### What needs to be done
Each record below should appear again exactly as written.

### Extracts from a graphics dataset
********
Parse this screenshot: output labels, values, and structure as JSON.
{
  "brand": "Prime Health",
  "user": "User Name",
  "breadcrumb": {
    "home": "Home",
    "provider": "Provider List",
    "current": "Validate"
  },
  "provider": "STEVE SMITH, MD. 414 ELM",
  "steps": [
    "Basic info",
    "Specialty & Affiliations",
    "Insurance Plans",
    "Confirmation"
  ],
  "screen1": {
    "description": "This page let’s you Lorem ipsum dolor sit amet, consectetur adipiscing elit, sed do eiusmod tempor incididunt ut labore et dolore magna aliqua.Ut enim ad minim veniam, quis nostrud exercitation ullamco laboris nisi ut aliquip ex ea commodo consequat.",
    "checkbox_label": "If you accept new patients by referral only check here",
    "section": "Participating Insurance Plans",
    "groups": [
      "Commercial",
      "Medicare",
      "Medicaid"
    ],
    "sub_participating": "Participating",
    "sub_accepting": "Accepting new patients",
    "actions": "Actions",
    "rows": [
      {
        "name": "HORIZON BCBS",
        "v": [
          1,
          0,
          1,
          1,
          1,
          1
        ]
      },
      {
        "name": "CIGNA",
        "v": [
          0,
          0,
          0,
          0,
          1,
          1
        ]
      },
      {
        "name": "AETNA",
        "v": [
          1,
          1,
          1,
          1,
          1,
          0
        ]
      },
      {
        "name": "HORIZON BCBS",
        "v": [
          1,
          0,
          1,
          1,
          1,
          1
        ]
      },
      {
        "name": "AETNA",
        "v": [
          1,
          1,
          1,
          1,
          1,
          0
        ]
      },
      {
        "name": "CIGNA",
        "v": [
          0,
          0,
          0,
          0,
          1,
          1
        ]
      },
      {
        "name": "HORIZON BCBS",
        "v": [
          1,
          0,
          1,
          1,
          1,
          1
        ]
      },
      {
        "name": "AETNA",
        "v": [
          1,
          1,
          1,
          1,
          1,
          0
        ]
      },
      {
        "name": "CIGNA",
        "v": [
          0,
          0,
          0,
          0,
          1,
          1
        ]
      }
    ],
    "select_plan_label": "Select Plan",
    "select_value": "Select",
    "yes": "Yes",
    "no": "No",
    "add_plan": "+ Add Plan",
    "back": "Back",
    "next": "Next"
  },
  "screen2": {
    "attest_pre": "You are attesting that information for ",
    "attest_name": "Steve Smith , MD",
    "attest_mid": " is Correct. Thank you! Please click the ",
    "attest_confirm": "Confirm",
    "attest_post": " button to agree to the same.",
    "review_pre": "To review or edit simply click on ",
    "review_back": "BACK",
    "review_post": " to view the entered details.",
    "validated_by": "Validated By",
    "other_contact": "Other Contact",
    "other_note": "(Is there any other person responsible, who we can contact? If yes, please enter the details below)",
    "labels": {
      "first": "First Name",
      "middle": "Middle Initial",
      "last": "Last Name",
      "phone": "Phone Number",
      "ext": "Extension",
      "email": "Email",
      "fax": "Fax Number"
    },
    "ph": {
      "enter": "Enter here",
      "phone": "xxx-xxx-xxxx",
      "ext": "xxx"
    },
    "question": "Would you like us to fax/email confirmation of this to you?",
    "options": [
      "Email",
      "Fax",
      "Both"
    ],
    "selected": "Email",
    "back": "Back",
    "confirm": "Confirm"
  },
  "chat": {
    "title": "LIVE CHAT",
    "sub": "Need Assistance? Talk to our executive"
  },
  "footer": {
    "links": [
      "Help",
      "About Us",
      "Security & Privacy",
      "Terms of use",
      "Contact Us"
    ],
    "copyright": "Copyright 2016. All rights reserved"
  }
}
********
### Result below
Parse this screenshot: output labels, values, and structure as JSON.
{
  "brand": "Prime Health",
  "user": "User Name",
  "breadcrumb": {
    "home": "Home",
    "provider": "Provider List",
    "current": "Validate"
  },
  "provider": "STEVE SMITH, MD. 414 ELM",
  "steps": [
    "Basic info",
    "Specialty & Affiliations",
    "Insurance Plans",
    "Confirmation"
  ],
  "screen1": {
    "description": "This page let’s you Lorem ipsum dolor sit amet, consectetur adipiscing elit, sed do eiusmod tempor incididunt ut labore et dolore magna aliqua.Ut enim ad minim veniam, quis nostrud exercitation ullamco laboris nisi ut aliquip ex ea commodo consequat.",
    "checkbox_label": "If you accept new patients by referral only check here",
    "section": "Participating Insurance Plans",
    "groups": [
      "Commercial",
      "Medicare",
      "Medicaid"
    ],
    "sub_participating": "Participating",
    "sub_accepting": "Accepting new patients",
    "actions": "Actions",
    "rows": [
      {
        "name": "HORIZON BCBS",
        "v": [
          1,
          0,
          1,
          1,
          1,
          1
        ]
      },
      {
        "name": "CIGNA",
        "v": [
          0,
          0,
          0,
          0,
          1,
          1
        ]
      },
      {
        "name": "AETNA",
        "v": [
          1,
          1,
          1,
          1,
          1,
          0
        ]
      },
      {
        "name": "HORIZON BCBS",
        "v": [
          1,
          0,
          1,
          1,
          1,
          1
        ]
      },
      {
        "name": "AETNA",
        "v": [
          1,
          1,
          1,
          1,
          1,
          0
        ]
      },
      {
        "name": "CIGNA",
        "v": [
          0,
          0,
          0,
          0,
          1,
          1
        ]
      },
      {
        "name": "HORIZON BCBS",
        "v": [
          1,
          0,
          1,
          1,
          1,
          1
        ]
      },
      {
        "name": "AETNA",
        "v": [
          1,
          1,
          1,
          1,
          1,
          0
        ]
      },
      {
        "name": "CIGNA",
        "v": [
          0,
          0,
          0,
          0,
          1,
          1
        ]
      }
    ],
    "select_plan_label": "Select Plan",
    "select_value": "Select",
    "yes": "Yes",
    "no": "No",
    "add_plan": "+ Add Plan",
    "back": "Back",
    "next": "Next"
  },
  "screen2": {
    "attest_pre": "You are attesting that information for ",
    "attest_name": "Steve Smith , MD",
    "attest_mid": " is Correct. Thank you! Please click the ",
    "attest_confirm": "Confirm",
    "attest_post": " button to agree to the same.",
    "review_pre": "To review or edit simply click on ",
    "review_back": "BACK",
    "review_post": " to view the entered details.",
    "validated_by": "Validated By",
    "other_contact": "Other Contact",
    "other_note": "(Is there any other person responsible, who we can contact? If yes, please enter the details below)",
    "labels": {
      "first": "First Name",
      "middle": "Middle Initial",
      "last": "Last Name",
      "phone": "Phone Number",
      "ext": "Extension",
      "email": "Email",
      "fax": "Fax Number"
    },
    "ph": {
      "enter": "Enter here",
      "phone": "xxx-xxx-xxxx",
      "ext": "xxx"
    },
    "question": "Would you like us to fax/email confirmation of this to you?",
    "options": [
      "Email",
      "Fax",
      "Both"
    ],
    "selected": "Email",
    "back": "Back",
    "confirm": "Confirm"
  },
  "chat": {
    "title": "LIVE CHAT",
    "sub": "Need Assistance? Talk to our executive"
  },
  "footer": {
    "links": [
      "Help",
      "About Us",
      "Security & Privacy",
      "Terms of use",
      "Contact Us"
    ],
    "copyright": "Copyright 2016. All rights reserved"
  }
}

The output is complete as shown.